Reproduce the part that opens with the line containing "Detect and localize" and closes with the line containing "x-tick-label: Dec-10 xyxy=(489,569,536,586)", swapping "pressure" for "strain" and leaving everything else as it is.

============

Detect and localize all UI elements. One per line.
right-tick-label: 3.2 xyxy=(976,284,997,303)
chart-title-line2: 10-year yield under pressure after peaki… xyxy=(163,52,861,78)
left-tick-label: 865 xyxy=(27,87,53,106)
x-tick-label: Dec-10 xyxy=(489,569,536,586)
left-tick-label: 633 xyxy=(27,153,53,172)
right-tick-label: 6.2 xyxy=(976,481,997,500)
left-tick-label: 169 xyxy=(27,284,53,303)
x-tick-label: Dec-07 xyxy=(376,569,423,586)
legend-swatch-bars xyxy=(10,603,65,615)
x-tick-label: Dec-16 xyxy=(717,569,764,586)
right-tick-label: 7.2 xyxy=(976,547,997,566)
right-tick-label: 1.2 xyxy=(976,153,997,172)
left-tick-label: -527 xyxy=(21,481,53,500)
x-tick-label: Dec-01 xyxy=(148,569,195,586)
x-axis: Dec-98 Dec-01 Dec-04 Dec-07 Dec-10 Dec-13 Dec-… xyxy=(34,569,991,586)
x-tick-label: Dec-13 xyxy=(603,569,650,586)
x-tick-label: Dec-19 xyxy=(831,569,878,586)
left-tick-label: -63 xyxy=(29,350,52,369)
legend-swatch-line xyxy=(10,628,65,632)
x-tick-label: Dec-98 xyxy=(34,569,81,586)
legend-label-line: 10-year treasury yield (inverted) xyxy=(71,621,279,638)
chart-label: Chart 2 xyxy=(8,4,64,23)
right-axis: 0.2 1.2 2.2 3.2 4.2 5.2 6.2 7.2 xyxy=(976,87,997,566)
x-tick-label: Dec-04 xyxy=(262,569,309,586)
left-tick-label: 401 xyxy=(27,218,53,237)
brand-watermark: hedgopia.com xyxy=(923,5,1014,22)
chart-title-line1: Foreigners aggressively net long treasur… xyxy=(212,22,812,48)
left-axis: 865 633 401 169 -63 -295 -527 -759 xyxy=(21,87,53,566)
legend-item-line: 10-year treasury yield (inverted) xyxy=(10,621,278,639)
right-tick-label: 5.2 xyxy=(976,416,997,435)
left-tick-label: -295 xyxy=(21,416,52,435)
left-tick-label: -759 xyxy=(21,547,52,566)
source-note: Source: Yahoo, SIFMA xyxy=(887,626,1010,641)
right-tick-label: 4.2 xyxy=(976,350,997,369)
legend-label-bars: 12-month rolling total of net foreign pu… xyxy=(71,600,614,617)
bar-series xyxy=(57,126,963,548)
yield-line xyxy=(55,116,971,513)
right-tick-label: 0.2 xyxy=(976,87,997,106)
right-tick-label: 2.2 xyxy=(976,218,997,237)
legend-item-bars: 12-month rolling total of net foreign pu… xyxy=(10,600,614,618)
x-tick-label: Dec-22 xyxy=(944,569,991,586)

============

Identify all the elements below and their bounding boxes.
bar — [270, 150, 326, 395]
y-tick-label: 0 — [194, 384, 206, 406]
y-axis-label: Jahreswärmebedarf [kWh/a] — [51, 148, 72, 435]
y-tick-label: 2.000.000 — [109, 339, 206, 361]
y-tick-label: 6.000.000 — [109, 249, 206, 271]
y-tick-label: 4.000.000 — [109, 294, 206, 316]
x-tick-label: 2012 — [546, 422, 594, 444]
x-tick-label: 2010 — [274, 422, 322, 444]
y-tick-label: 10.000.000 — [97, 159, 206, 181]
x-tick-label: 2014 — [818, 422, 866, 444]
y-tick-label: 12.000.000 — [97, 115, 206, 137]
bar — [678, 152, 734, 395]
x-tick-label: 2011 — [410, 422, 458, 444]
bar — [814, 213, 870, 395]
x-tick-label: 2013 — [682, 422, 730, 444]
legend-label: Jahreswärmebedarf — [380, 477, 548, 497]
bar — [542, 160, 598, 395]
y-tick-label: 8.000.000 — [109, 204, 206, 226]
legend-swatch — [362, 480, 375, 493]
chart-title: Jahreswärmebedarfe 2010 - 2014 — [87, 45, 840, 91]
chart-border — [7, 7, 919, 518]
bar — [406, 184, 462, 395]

============

TASK OUTPUT ▸
Detect and localize all UI elements. One per line.
right-tick-label: 3.2 xyxy=(976,284,997,303)
chart-title-line2: 10-year yield under strain after peaki… xyxy=(163,52,861,78)
left-tick-label: 865 xyxy=(27,87,53,106)
x-tick-label: Dec-10 xyxy=(489,569,536,586)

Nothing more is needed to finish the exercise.